◆ **Problem requirements**: Answer with a single number: how many lines in the listing below include "writing"?
● ● ● ● ● ● ●
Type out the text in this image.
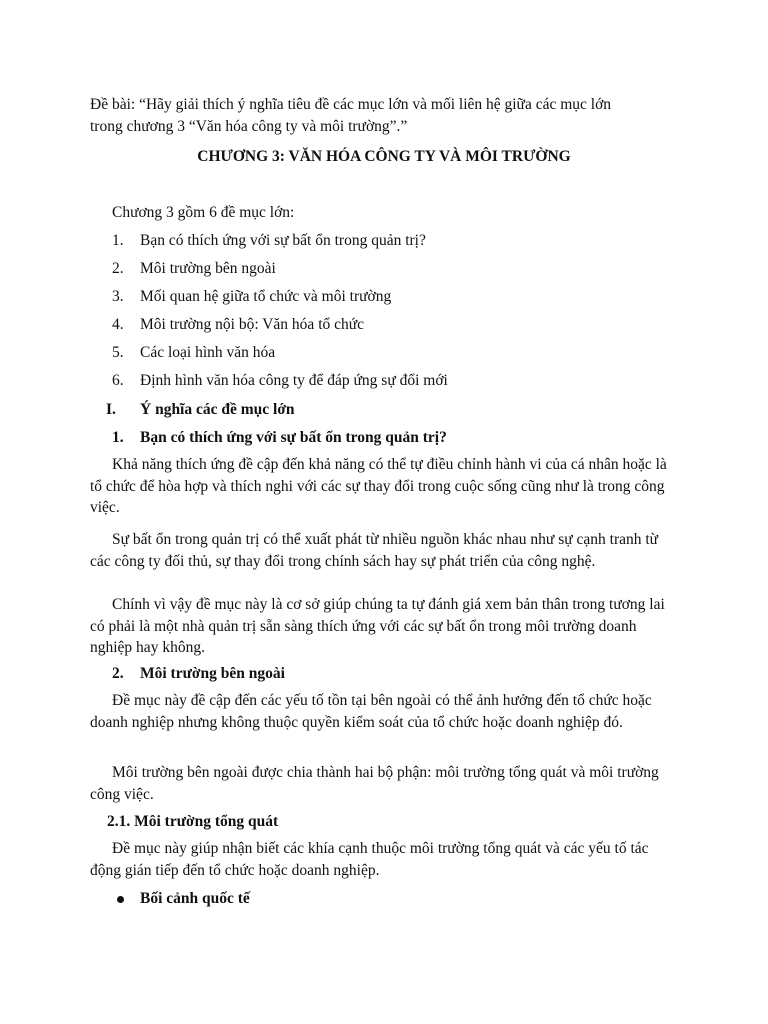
Đề bài: “Hãy giải thích ý nghĩa tiêu đề các mục lớn và mối liên hệ giữa các mục lớn
trong chương 3 “Văn hóa công ty và môi trường”.”
CHƯƠNG 3: VĂN HÓA CÔNG TY VÀ MÔI TRƯỜNG
Chương 3 gồm 6 đề mục lớn:
1.	Bạn có thích ứng với sự bất ổn trong quản trị?
2.	Môi trường bên ngoài
3.	Mối quan hệ giữa tổ chức và môi trường
4.	Môi trường nội bộ: Văn hóa tổ chức
5.	Các loại hình văn hóa
6.	Định hình văn hóa công ty để đáp ứng sự đổi mới
I.	Ý nghĩa các đề mục lớn
1.	Bạn có thích ứng với sự bất ổn trong quản trị?
Khả năng thích ứng đề cập đến khả năng có thể tự điều chỉnh hành vi của cá nhân hoặc là tổ chức để hòa hợp và thích nghi với các sự thay đổi trong cuộc sống cũng như là trong công việc.
Sự bất ổn trong quản trị có thể xuất phát từ nhiều nguồn khác nhau như sự cạnh tranh từ các công ty đối thủ, sự thay đổi trong chính sách hay sự phát triển của công nghệ.
Chính vì vậy đề mục này là cơ sở giúp chúng ta tự đánh giá xem bản thân trong tương lai có phải là một nhà quản trị sẵn sàng thích ứng với các sự bất ổn trong môi trường doanh nghiệp hay không.
2.	Môi trường bên ngoài
Đề mục này đề cập đến các yếu tố tồn tại bên ngoài có thể ảnh hưởng đến tổ chức hoặc doanh nghiệp nhưng không thuộc quyền kiểm soát của tổ chức hoặc doanh nghiệp đó.
Môi trường bên ngoài được chia thành hai bộ phận: môi trường tổng quát và môi trường công việc.
2.1. Môi trường tổng quát
Đề mục này giúp nhận biết các khía cạnh thuộc môi trường tổng quát và các yếu tố tác động gián tiếp đến tổ chức hoặc doanh nghiệp.
Bối cảnh quốc tế
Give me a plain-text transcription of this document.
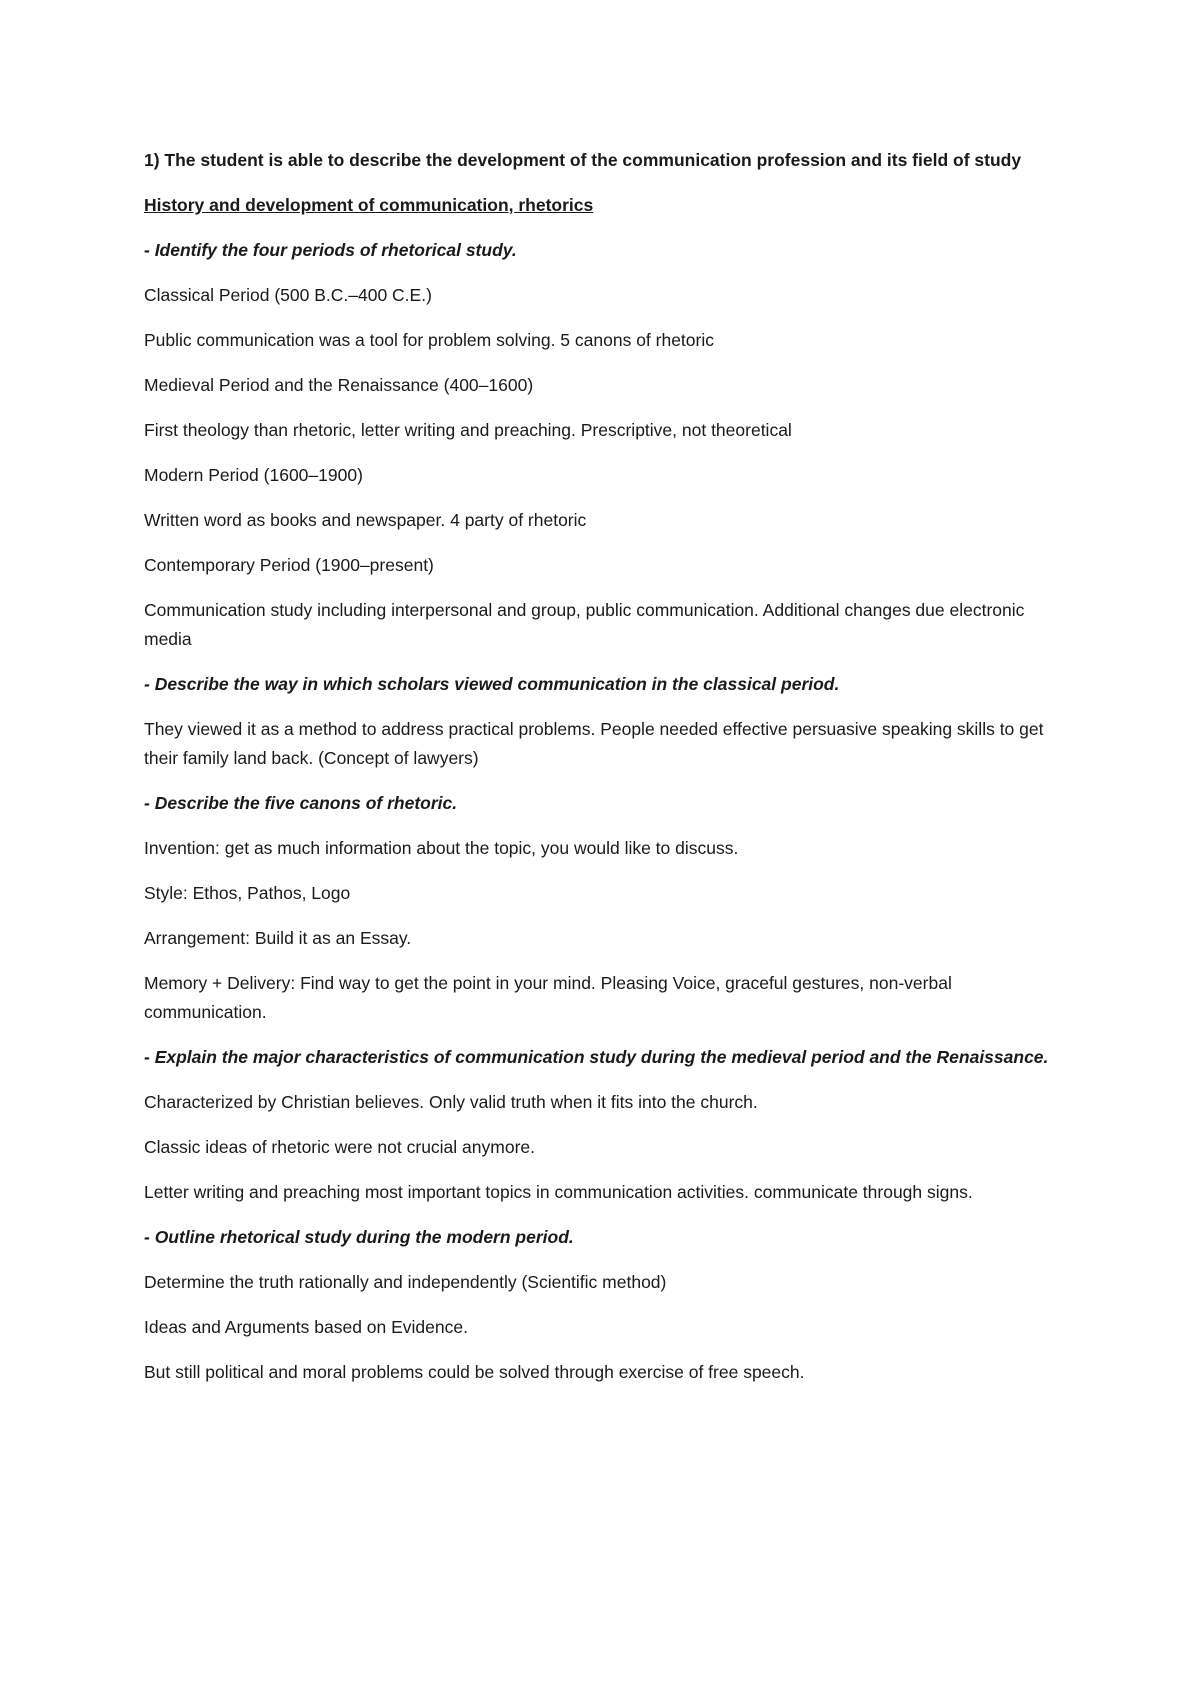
1) The student is able to describe the development of the communication profession and its field of study

History and development of communication, rhetorics

- Identify the four periods of rhetorical study.

Classical Period (500 B.C.–400 C.E.)

Public communication was a tool for problem solving. 5 canons of rhetoric

Medieval Period and the Renaissance (400–1600)

First theology than rhetoric, letter writing and preaching. Prescriptive, not theoretical

Modern Period (1600–1900)

Written word as books and newspaper. 4 party of rhetoric

Contemporary Period (1900–present)

Communication study including interpersonal and group, public communication. Additional changes due electronic media

- Describe the way in which scholars viewed communication in the classical period.

They viewed it as a method to address practical problems. People needed effective persuasive speaking skills to get their family land back. (Concept of lawyers)

- Describe the five canons of rhetoric.

Invention: get as much information about the topic, you would like to discuss.

Style: Ethos, Pathos, Logo

Arrangement: Build it as an Essay.

Memory + Delivery: Find way to get the point in your mind. Pleasing Voice, graceful gestures, non-verbal communication.

- Explain the major characteristics of communication study during the medieval period and the Renaissance.

Characterized by Christian believes. Only valid truth when it fits into the church.

Classic ideas of rhetoric were not crucial anymore.

Letter writing and preaching most important topics in communication activities. communicate through signs.

- Outline rhetorical study during the modern period.

Determine the truth rationally and independently (Scientific method)

Ideas and Arguments based on Evidence.

But still political and moral problems could be solved through exercise of free speech.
● ● ● ● ● ● ●
◆ **Completed task**: 2